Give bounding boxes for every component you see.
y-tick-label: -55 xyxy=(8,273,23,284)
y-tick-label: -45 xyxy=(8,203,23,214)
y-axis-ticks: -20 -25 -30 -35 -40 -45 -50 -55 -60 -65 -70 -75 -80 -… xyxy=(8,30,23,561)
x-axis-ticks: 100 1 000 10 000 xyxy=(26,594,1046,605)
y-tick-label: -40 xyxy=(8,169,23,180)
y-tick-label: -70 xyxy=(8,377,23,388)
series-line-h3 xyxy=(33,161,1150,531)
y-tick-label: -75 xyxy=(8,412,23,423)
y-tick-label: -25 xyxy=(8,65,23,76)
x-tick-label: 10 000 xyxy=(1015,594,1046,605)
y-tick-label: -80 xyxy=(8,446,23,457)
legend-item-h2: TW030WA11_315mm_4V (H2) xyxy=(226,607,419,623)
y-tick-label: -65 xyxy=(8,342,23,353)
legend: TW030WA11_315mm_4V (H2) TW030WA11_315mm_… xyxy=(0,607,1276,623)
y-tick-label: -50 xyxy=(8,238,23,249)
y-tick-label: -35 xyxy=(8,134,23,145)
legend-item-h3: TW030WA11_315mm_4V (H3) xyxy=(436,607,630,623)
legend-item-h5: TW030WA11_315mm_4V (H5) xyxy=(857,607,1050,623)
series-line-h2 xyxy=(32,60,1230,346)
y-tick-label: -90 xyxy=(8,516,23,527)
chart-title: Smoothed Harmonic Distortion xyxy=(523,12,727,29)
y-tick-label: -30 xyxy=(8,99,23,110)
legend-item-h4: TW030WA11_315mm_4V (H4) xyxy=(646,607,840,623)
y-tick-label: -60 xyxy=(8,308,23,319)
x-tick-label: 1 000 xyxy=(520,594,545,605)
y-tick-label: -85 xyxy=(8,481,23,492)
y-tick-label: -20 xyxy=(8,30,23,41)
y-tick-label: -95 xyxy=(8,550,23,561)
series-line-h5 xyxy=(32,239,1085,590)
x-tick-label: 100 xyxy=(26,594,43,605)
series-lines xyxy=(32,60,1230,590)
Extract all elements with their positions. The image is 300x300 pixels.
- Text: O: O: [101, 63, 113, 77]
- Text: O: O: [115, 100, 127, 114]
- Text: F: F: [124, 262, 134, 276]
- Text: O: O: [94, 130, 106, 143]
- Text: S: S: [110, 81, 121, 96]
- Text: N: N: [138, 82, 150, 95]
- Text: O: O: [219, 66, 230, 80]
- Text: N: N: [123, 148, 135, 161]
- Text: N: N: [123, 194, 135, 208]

####################

What the task requires
Reproduce all of the data above, renaming every instance of "y-tick-label" to "y-axis-label" and leaving everything else as it is.

Result for this exercise
Give bounding boxes for every component you see.
y-axis-label: -55 xyxy=(8,273,23,284)
y-axis-label: -45 xyxy=(8,203,23,214)
y-axis-ticks: -20 -25 -30 -35 -40 -45 -50 -55 -60 -65 -70 -75 -80 -… xyxy=(8,30,23,561)
x-axis-ticks: 100 1 000 10 000 xyxy=(26,594,1046,605)
y-axis-label: -40 xyxy=(8,169,23,180)
y-axis-label: -70 xyxy=(8,377,23,388)
series-line-h3 xyxy=(33,161,1150,531)
y-axis-label: -75 xyxy=(8,412,23,423)
y-axis-label: -25 xyxy=(8,65,23,76)
x-tick-label: 10 000 xyxy=(1015,594,1046,605)
y-axis-label: -80 xyxy=(8,446,23,457)
legend-item-h2: TW030WA11_315mm_4V (H2) xyxy=(226,607,419,623)
y-axis-label: -65 xyxy=(8,342,23,353)
legend: TW030WA11_315mm_4V (H2) TW030WA11_315mm_… xyxy=(0,607,1276,623)
y-axis-label: -50 xyxy=(8,238,23,249)
y-axis-label: -35 xyxy=(8,134,23,145)
legend-item-h3: TW030WA11_315mm_4V (H3) xyxy=(436,607,630,623)
legend-item-h5: TW030WA11_315mm_4V (H5) xyxy=(857,607,1050,623)
series-line-h2 xyxy=(32,60,1230,346)
y-axis-label: -90 xyxy=(8,516,23,527)
chart-title: Smoothed Harmonic Distortion xyxy=(523,12,727,29)
y-axis-label: -30 xyxy=(8,99,23,110)
legend-item-h4: TW030WA11_315mm_4V (H4) xyxy=(646,607,840,623)
y-axis-label: -60 xyxy=(8,308,23,319)
x-tick-label: 1 000 xyxy=(520,594,545,605)
y-axis-label: -85 xyxy=(8,481,23,492)
y-axis-label: -20 xyxy=(8,30,23,41)
y-axis-label: -95 xyxy=(8,550,23,561)
series-line-h5 xyxy=(32,239,1085,590)
x-tick-label: 100 xyxy=(26,594,43,605)
series-lines xyxy=(32,60,1230,590)
Extract all elements with their positions. The image is 300x300 pixels.
- Text: O: O: [101, 63, 113, 77]
- Text: O: O: [115, 100, 127, 114]
- Text: F: F: [124, 262, 134, 276]
- Text: O: O: [94, 130, 106, 143]
- Text: S: S: [110, 81, 121, 96]
- Text: N: N: [138, 82, 150, 95]
- Text: O: O: [219, 66, 230, 80]
- Text: N: N: [123, 148, 135, 161]
- Text: N: N: [123, 194, 135, 208]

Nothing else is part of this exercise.